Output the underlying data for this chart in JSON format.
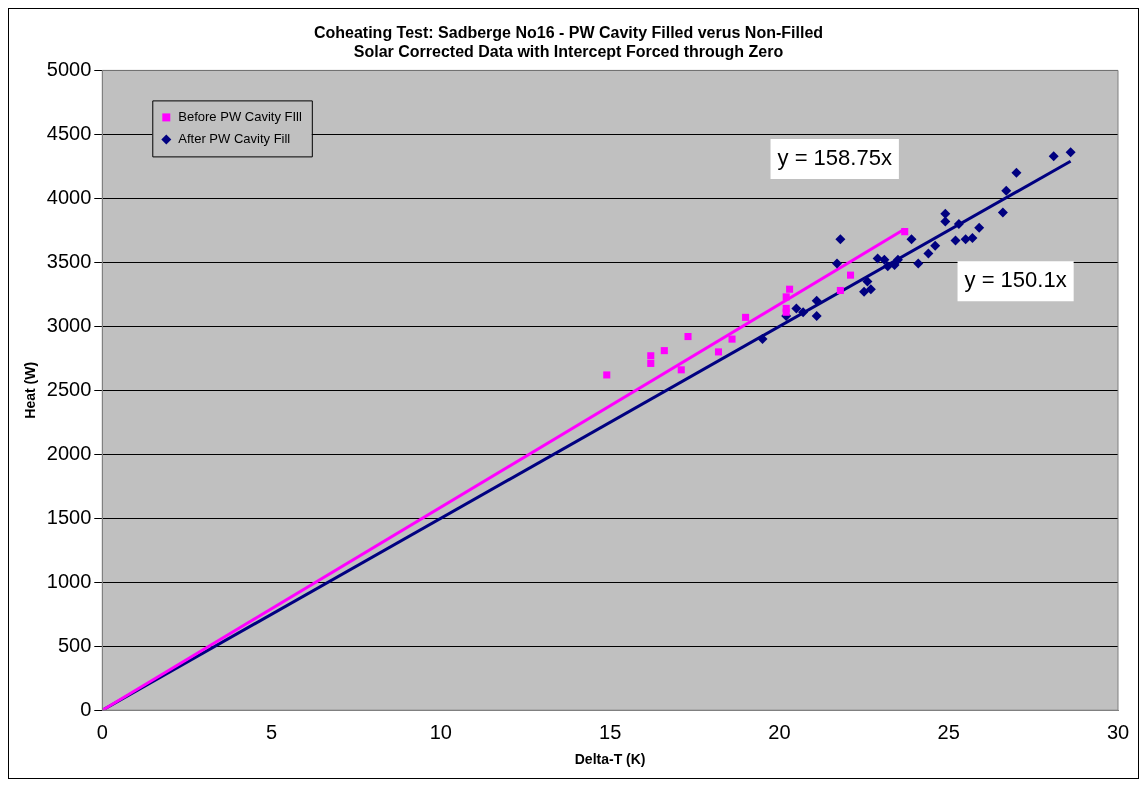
{
  "chart_data": {
    "type": "scatter",
    "title": "Coheating Test: Sadberge No16 - PW Cavity Filled verus Non-Filled\nSolar Corrected Data with Intercept Forced through Zero",
    "xlabel": "Delta-T (K)",
    "ylabel": "Heat (W)",
    "xlim": [
      0,
      30
    ],
    "xticks": [
      0,
      5,
      10,
      15,
      20,
      25,
      30
    ],
    "ylim": [
      0,
      5000
    ],
    "yticks": [
      0,
      500,
      1000,
      1500,
      2000,
      2500,
      3000,
      3500,
      4000,
      4500,
      5000
    ],
    "grid": "y",
    "legend": "top left",
    "series": [
      {
        "name": "Before PW Cavity FIll",
        "color": "#ff00ff",
        "marker": "square",
        "x": [
          14.9,
          16.2,
          16.2,
          16.6,
          17.1,
          17.3,
          18.2,
          18.6,
          19.0,
          20.2,
          20.2,
          20.3,
          20.2,
          21.8,
          22.1,
          23.7
        ],
        "values": [
          2620,
          2770,
          2710,
          2810,
          2660,
          2920,
          2800,
          2900,
          3070,
          3110,
          3230,
          3290,
          3140,
          3280,
          3400,
          3740
        ]
      },
      {
        "name": "After PW Cavity Fill",
        "color": "#000080",
        "marker": "diamond",
        "x": [
          19.5,
          20.2,
          20.5,
          20.7,
          21.1,
          21.1,
          21.8,
          21.7,
          22.5,
          22.6,
          22.7,
          22.9,
          23.1,
          23.2,
          23.4,
          23.5,
          23.9,
          24.1,
          24.4,
          24.6,
          24.9,
          24.9,
          25.2,
          25.3,
          25.5,
          25.7,
          25.9,
          26.6,
          26.7,
          27.0,
          28.1,
          28.6
        ],
        "values": [
          2900,
          3080,
          3140,
          3110,
          3200,
          3080,
          3680,
          3490,
          3270,
          3350,
          3290,
          3530,
          3520,
          3470,
          3480,
          3520,
          3680,
          3490,
          3570,
          3630,
          3880,
          3820,
          3670,
          3800,
          3680,
          3690,
          3770,
          3890,
          4060,
          4200,
          4330,
          4360
        ]
      },
      {
        "type": "line",
        "color": "#ff00ff",
        "x": [
          0,
          23.7
        ],
        "values": [
          0,
          3760
        ]
      },
      {
        "type": "line",
        "color": "#000080",
        "x": [
          0,
          28.6
        ],
        "values": [
          0,
          4290
        ]
      }
    ],
    "annotations": [
      "y = 158.75x",
      "y = 150.1x"
    ]
  }
}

▶ [WRITTEN INSTRUCTION]
Copy the lines from the entries above in which the word "name" appears.

▶ [TASK ANSWER]
        "name": "Before PW Cavity FIll",
        "name": "After PW Cavity Fill",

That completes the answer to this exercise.